EXERCISE: Lines holding the string "протечек" are the ones to copy from this listing.

Start RECORDS FOR THE TASK

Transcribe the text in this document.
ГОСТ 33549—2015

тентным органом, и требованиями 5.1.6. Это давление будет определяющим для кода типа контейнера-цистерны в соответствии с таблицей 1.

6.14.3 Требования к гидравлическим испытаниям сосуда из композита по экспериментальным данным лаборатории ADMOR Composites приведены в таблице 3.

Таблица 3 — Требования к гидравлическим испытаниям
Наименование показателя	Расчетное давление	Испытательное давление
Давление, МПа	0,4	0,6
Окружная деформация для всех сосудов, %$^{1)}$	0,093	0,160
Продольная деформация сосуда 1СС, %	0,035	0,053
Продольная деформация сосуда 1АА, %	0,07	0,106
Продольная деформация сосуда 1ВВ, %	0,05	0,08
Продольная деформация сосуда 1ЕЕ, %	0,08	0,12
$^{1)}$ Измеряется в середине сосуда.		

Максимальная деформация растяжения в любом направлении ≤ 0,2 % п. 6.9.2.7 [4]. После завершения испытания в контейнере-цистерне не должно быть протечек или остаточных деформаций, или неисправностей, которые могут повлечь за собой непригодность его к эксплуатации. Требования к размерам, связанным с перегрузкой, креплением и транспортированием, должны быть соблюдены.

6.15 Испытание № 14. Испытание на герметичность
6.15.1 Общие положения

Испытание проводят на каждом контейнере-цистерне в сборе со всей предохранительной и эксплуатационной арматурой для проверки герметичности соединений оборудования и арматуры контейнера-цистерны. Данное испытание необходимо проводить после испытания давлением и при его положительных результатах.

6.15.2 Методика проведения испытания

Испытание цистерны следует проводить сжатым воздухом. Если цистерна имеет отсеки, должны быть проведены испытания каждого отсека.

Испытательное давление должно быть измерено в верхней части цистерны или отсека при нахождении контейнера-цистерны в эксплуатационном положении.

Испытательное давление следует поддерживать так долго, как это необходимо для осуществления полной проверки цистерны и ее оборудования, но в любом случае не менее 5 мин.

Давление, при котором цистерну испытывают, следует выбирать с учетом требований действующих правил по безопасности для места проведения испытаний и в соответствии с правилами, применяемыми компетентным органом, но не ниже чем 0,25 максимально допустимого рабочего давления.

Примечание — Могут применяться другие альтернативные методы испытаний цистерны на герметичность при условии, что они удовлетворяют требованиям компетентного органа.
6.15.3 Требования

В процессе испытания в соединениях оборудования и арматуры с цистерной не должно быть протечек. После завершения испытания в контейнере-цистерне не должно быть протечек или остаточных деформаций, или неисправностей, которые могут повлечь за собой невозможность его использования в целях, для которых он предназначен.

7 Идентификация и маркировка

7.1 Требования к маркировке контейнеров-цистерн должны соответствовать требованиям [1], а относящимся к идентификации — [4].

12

End RECORDS FOR THE TASK

FULL RESPONSE:
Максимальная деформация растяжения в любом направлении ≤ 0,2 % п. 6.9.2.7 [4]. После завершения испытания в контейнере-цистерне не должно быть протечек или остаточных деформаций, или неисправностей, которые могут повлечь за собой непригодность его к эксплуатации. Требования к размерам, связанным с перегрузкой, креплением и транспортированием, должны быть соблюдены.
В процессе испытания в соединениях оборудования и арматуры с цистерной не должно быть протечек. После завершения испытания в контейнере-цистерне не должно быть протечек или остаточных деформаций, или неисправностей, которые могут повлечь за собой невозможность его использования в целях, для которых он предназначен.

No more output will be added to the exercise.